*** Data under study Section Begins ***

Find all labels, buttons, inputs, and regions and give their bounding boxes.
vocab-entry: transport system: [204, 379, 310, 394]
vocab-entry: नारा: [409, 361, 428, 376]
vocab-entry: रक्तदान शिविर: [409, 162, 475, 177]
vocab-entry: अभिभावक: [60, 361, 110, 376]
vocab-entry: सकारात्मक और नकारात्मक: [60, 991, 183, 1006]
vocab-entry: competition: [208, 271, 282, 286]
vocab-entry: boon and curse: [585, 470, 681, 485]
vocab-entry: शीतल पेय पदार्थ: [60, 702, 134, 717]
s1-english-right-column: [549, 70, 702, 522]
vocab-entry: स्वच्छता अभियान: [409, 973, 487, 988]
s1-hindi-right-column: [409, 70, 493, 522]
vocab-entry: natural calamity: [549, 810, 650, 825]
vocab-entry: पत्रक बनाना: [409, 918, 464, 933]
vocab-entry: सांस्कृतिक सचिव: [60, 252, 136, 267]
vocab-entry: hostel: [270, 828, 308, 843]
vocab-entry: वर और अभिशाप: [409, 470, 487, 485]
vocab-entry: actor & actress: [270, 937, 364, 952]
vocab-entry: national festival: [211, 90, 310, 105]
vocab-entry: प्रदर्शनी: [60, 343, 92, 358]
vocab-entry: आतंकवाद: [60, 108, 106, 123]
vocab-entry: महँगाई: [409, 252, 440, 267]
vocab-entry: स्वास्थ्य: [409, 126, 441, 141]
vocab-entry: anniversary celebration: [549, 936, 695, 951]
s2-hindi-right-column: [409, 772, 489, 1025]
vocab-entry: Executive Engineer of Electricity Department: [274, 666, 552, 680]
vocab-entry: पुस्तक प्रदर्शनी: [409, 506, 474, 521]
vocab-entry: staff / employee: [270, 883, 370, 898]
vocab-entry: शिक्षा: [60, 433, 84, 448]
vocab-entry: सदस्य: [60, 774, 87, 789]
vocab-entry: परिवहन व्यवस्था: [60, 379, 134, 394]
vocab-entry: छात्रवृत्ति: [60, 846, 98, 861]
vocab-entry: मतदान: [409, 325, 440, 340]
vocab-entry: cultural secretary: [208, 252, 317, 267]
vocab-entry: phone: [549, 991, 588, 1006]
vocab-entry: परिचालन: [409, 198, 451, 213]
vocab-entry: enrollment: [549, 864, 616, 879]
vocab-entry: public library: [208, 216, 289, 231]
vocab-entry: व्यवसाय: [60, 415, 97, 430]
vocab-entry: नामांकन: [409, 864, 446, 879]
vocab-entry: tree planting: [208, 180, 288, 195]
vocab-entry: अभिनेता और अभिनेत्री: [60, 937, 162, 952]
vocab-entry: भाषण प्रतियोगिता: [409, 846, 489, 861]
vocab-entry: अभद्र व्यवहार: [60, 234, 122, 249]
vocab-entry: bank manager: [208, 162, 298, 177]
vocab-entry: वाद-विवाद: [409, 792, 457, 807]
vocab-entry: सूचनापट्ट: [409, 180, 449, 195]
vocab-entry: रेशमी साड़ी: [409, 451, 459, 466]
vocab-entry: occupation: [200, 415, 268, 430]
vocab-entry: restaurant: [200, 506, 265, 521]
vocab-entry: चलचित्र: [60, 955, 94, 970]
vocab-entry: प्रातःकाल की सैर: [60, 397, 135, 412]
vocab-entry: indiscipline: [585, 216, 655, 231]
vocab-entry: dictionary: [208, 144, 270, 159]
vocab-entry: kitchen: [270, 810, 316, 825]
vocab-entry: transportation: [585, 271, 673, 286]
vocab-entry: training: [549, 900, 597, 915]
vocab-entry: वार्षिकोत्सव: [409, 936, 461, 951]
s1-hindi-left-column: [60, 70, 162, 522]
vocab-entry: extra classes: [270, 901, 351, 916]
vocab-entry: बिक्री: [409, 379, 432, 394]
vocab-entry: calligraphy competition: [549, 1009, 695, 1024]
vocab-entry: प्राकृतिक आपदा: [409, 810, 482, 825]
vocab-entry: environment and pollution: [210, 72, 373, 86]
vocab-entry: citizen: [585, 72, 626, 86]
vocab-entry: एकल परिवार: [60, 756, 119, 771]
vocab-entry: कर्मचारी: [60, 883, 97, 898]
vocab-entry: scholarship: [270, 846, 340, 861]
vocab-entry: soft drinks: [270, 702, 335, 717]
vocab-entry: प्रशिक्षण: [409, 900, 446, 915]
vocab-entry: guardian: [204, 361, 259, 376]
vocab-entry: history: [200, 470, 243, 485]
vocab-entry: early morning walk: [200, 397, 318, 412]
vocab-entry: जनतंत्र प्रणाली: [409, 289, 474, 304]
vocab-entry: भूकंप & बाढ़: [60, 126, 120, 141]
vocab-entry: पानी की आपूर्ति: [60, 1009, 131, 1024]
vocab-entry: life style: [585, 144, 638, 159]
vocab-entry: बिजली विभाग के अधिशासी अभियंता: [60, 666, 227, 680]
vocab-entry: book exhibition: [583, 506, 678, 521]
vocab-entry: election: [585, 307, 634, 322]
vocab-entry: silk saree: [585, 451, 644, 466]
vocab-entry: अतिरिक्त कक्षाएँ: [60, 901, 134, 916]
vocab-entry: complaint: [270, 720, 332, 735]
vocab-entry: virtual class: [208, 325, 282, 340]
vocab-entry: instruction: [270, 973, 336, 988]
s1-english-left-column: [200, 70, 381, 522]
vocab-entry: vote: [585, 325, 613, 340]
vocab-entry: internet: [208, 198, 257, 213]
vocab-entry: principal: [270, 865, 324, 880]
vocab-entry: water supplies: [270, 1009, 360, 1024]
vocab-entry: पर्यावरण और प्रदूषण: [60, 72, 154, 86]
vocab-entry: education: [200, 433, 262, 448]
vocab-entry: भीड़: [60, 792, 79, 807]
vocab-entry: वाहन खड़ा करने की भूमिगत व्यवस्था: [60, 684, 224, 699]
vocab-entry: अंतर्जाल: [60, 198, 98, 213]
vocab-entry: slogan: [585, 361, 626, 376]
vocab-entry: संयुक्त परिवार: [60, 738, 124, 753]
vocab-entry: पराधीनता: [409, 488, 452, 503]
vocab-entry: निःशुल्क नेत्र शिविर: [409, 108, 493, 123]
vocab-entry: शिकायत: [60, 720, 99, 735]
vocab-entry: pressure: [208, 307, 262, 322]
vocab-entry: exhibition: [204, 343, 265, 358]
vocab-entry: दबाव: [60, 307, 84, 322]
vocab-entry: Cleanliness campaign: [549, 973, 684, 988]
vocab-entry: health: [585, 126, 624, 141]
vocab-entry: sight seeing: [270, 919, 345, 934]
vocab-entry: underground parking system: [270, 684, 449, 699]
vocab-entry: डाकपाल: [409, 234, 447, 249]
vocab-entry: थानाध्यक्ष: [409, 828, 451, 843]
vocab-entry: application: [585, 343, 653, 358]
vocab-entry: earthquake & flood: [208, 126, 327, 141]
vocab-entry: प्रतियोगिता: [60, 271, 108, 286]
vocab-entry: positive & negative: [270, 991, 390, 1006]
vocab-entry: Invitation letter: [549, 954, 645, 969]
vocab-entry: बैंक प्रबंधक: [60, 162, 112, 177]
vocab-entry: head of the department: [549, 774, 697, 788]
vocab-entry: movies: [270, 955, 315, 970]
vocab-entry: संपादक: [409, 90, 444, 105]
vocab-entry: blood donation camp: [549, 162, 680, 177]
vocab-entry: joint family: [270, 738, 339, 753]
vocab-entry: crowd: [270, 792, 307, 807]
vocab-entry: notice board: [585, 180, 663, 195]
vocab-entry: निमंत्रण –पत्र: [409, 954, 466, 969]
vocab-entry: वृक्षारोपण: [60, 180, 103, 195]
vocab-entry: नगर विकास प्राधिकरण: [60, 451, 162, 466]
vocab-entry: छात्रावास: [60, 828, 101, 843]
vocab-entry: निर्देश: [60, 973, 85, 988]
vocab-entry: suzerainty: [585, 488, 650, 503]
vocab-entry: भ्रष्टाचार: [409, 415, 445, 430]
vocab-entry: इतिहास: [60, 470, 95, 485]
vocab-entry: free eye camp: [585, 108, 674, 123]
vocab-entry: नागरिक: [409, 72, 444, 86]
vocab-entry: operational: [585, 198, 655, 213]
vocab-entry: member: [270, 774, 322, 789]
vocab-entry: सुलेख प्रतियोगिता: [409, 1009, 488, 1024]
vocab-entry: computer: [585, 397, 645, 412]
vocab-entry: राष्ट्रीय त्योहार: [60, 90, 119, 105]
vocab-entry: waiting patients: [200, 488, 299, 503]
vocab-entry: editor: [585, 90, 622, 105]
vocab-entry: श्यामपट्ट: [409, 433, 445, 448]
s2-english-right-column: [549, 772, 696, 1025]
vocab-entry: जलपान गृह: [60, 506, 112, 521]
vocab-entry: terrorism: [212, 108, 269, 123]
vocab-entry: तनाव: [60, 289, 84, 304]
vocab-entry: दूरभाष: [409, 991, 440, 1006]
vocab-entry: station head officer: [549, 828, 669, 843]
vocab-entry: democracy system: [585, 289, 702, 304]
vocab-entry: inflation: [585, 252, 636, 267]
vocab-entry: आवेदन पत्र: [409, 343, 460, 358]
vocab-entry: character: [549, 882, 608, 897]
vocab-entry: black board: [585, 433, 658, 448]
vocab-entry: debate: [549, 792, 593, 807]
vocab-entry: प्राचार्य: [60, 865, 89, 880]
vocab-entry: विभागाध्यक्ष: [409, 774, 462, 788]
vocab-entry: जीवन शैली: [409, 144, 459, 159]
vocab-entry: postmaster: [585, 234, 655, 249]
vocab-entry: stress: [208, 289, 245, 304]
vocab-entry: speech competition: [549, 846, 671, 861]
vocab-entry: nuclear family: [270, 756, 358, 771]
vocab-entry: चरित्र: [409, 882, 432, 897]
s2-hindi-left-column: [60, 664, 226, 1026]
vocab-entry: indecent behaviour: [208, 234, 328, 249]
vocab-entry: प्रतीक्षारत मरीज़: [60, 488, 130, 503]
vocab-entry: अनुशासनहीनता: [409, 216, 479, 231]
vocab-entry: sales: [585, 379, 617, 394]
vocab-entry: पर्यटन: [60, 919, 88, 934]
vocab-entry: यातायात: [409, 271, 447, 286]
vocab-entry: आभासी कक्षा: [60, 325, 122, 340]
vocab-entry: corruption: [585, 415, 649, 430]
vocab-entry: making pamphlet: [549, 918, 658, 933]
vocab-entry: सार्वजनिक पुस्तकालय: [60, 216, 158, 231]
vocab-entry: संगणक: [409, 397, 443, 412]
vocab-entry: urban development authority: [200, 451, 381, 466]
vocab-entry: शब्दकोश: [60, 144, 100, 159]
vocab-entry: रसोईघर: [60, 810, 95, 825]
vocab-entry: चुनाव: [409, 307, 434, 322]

*** Data under study Section Ends ***

= About this exercise =
Every line that holds the word "competition" should be copied from the records.

= Written response =
vocab-entry: competition: [208, 271, 282, 286]
vocab-entry: calligraphy competition: [549, 1009, 695, 1024]
vocab-entry: speech competition: [549, 846, 671, 861]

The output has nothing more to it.